Scan the listing below for the word "paaralan" and state how many lines hold it. Write nothing but the number.

[START]

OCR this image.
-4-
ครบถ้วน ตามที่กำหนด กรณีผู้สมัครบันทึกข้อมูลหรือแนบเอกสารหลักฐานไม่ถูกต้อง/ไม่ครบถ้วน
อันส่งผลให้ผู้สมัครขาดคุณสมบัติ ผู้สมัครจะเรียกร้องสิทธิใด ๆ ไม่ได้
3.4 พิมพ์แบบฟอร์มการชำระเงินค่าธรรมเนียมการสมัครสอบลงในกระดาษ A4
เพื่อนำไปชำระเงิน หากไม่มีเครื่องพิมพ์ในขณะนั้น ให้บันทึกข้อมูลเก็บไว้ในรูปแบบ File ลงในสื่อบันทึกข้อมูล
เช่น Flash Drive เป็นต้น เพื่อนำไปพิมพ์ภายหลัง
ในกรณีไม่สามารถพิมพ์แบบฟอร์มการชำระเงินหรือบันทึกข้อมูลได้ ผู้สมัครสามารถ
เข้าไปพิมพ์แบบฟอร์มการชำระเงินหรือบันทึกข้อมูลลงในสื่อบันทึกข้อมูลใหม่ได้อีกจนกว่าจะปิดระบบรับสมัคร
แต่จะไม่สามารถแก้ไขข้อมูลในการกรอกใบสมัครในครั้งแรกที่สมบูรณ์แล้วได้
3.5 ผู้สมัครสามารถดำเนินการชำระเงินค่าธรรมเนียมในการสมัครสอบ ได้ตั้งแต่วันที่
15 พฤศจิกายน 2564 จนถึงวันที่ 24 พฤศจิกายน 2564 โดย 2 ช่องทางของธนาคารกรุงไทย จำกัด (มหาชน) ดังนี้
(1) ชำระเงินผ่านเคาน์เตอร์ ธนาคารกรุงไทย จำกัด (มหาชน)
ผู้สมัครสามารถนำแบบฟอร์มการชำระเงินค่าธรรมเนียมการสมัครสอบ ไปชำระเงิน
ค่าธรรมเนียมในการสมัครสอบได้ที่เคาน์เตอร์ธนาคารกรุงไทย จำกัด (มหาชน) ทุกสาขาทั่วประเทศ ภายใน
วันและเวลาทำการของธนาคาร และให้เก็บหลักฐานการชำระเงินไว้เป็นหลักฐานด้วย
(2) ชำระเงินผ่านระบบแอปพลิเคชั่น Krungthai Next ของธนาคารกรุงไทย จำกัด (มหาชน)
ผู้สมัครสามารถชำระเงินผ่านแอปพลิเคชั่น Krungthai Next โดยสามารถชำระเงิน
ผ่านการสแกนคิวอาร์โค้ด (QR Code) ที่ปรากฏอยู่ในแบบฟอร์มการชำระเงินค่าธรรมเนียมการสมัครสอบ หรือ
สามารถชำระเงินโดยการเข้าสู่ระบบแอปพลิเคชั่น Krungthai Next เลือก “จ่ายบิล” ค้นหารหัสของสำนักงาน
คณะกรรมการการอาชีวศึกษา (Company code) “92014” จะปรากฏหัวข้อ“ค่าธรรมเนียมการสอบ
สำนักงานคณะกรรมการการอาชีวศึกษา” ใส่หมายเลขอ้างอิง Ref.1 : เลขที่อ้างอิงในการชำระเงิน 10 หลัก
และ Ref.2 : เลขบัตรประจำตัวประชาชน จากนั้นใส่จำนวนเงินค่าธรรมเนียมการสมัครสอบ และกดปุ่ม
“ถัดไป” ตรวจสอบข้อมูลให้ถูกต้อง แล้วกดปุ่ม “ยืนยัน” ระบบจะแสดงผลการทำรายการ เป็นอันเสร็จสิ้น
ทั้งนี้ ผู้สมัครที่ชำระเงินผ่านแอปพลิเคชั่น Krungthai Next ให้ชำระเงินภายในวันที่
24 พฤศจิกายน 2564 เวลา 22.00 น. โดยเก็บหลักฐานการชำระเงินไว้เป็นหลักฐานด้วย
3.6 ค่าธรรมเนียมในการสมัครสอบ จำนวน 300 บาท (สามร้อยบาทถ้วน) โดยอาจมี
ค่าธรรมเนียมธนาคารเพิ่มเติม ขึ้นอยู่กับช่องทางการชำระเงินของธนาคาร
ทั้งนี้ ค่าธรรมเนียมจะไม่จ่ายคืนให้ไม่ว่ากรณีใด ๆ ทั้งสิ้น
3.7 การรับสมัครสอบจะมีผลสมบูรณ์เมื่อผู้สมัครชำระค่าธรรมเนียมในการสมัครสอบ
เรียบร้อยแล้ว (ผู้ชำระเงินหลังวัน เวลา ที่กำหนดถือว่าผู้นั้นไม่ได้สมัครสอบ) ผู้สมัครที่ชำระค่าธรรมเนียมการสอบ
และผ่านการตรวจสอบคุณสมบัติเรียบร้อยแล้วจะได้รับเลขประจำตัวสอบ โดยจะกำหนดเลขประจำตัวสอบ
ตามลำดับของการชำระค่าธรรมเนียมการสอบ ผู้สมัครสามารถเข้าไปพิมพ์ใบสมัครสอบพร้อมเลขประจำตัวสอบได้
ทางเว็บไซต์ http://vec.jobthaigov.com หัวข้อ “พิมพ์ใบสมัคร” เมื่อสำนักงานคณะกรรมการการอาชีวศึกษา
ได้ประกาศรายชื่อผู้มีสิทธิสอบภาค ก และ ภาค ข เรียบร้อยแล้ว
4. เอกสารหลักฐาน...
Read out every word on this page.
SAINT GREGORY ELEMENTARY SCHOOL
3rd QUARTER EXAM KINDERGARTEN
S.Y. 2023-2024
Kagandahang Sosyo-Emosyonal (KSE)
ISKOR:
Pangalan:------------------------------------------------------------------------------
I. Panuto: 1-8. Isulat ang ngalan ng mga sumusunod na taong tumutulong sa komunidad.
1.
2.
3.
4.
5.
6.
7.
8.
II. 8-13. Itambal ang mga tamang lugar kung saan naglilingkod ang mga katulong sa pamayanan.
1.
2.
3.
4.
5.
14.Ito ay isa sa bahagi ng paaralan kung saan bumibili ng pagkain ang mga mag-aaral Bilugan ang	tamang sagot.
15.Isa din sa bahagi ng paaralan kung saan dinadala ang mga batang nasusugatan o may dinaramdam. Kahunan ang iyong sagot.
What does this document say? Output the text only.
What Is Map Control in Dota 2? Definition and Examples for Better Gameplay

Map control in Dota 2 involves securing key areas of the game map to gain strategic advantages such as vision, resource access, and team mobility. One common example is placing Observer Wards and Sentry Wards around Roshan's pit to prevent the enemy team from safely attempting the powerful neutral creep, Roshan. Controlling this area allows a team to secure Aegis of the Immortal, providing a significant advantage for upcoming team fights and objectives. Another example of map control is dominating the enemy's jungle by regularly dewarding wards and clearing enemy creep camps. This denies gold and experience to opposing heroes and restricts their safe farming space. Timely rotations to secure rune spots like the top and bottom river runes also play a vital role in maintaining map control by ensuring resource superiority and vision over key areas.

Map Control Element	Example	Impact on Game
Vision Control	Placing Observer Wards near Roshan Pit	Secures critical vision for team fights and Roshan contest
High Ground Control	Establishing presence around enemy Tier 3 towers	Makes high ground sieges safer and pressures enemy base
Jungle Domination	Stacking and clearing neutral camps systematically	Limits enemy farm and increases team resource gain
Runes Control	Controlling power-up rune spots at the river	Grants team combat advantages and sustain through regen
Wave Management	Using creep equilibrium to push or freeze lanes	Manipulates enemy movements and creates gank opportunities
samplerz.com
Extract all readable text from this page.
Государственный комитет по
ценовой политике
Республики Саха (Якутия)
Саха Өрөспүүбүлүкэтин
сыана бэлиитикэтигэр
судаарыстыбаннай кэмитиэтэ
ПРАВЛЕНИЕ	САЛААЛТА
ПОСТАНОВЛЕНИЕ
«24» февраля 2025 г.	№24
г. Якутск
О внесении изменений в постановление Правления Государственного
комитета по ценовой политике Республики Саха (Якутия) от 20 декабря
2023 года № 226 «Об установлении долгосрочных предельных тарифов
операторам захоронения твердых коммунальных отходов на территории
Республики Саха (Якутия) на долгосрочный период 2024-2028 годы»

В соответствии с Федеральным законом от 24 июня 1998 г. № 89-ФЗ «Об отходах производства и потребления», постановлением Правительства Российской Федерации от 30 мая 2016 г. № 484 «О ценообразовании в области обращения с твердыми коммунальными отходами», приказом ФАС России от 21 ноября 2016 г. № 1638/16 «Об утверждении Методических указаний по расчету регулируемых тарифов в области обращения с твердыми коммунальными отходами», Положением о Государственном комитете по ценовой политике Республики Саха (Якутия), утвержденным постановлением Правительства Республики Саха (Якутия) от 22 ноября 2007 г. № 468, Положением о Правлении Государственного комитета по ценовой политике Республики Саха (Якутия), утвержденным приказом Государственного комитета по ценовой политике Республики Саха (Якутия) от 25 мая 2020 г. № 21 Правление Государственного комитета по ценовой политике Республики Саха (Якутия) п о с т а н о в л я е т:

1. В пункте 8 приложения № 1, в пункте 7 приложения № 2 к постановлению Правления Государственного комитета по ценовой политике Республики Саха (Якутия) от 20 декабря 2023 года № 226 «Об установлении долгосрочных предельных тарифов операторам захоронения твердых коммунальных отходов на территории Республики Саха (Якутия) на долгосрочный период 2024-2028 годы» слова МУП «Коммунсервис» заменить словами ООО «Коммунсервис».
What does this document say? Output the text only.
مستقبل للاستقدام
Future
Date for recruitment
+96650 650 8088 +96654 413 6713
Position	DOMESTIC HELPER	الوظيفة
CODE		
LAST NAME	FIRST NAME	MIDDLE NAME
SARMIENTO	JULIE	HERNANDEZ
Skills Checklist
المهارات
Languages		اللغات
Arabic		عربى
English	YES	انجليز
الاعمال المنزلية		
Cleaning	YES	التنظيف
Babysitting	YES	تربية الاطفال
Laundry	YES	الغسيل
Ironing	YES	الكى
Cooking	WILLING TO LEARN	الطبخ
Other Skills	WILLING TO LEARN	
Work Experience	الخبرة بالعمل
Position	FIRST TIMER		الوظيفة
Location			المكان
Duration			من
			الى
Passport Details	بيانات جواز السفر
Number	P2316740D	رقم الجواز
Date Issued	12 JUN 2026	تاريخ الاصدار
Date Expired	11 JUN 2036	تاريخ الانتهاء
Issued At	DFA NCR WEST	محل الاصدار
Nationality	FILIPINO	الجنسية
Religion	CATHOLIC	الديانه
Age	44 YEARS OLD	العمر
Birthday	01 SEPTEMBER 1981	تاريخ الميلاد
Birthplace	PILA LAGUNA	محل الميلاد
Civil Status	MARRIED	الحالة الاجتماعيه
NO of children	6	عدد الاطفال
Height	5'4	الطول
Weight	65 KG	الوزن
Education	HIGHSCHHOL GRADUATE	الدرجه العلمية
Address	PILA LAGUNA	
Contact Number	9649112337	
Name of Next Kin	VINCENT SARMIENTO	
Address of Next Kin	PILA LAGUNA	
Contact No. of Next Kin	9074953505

[END]

Exercise result ▸ 2